■ **Stored records**:
-- BEGIN --

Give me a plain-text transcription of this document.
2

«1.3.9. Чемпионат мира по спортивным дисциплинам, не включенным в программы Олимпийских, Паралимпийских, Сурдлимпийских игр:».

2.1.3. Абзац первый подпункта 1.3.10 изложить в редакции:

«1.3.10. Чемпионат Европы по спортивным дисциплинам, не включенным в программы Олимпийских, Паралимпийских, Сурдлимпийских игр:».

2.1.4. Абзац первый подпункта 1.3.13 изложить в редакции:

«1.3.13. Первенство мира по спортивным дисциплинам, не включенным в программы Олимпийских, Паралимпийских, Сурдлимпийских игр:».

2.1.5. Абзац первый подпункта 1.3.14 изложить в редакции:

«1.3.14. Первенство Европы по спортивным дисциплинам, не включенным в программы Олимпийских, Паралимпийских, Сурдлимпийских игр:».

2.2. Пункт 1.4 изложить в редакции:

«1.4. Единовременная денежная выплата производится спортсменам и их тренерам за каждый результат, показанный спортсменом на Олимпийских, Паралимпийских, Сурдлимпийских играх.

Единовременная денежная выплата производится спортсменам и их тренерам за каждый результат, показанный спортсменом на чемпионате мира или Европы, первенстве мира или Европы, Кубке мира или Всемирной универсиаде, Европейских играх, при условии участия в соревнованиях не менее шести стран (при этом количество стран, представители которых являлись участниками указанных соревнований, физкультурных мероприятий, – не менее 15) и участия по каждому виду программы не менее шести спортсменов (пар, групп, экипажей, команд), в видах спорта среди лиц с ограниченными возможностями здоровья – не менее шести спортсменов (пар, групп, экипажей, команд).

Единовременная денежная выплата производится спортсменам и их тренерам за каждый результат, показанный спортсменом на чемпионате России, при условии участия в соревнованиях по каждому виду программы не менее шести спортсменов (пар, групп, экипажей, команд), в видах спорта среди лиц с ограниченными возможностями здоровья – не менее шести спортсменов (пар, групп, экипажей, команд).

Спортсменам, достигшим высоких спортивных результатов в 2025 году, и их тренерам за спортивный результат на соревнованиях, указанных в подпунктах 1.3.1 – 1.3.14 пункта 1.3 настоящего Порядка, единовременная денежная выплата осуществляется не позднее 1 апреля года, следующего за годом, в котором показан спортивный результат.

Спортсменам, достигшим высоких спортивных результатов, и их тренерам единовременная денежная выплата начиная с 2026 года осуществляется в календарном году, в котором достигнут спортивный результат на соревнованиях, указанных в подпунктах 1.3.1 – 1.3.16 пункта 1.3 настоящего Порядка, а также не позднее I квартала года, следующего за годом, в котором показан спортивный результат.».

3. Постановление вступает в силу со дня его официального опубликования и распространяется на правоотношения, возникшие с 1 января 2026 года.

-- END --
-- BEGIN --

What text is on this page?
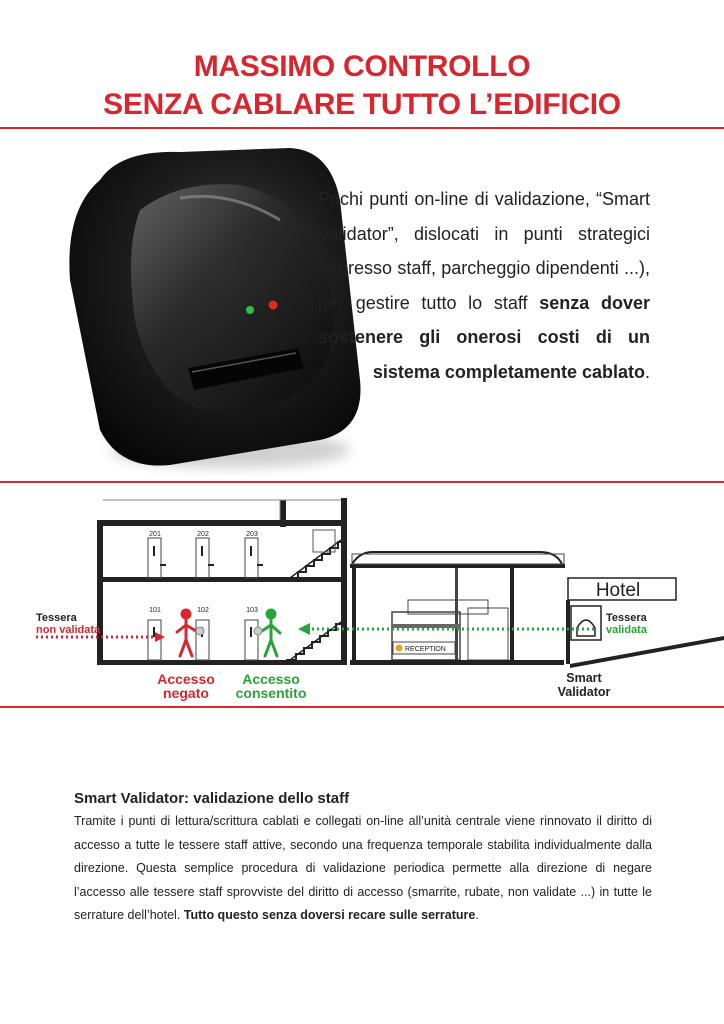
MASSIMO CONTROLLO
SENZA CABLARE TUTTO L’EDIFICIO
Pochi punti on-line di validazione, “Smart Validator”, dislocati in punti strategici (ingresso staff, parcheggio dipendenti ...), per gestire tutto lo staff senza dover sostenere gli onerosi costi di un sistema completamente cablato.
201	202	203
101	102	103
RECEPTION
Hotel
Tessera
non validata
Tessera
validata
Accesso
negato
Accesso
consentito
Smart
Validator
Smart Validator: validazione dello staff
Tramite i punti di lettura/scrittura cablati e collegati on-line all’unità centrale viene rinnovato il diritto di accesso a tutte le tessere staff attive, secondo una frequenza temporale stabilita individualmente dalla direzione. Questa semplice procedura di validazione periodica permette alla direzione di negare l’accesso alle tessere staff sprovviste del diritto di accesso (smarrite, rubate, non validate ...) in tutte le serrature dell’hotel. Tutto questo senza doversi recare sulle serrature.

-- END --

■ **THE TASK**:
Go through the records and copy each line with "первый" in it.

■ **RESPONSE FOR THIS EXERCISE**:
2.1.3. Абзац первый подпункта 1.3.10 изложить в редакции:
2.1.4. Абзац первый подпункта 1.3.13 изложить в редакции:
2.1.5. Абзац первый подпункта 1.3.14 изложить в редакции:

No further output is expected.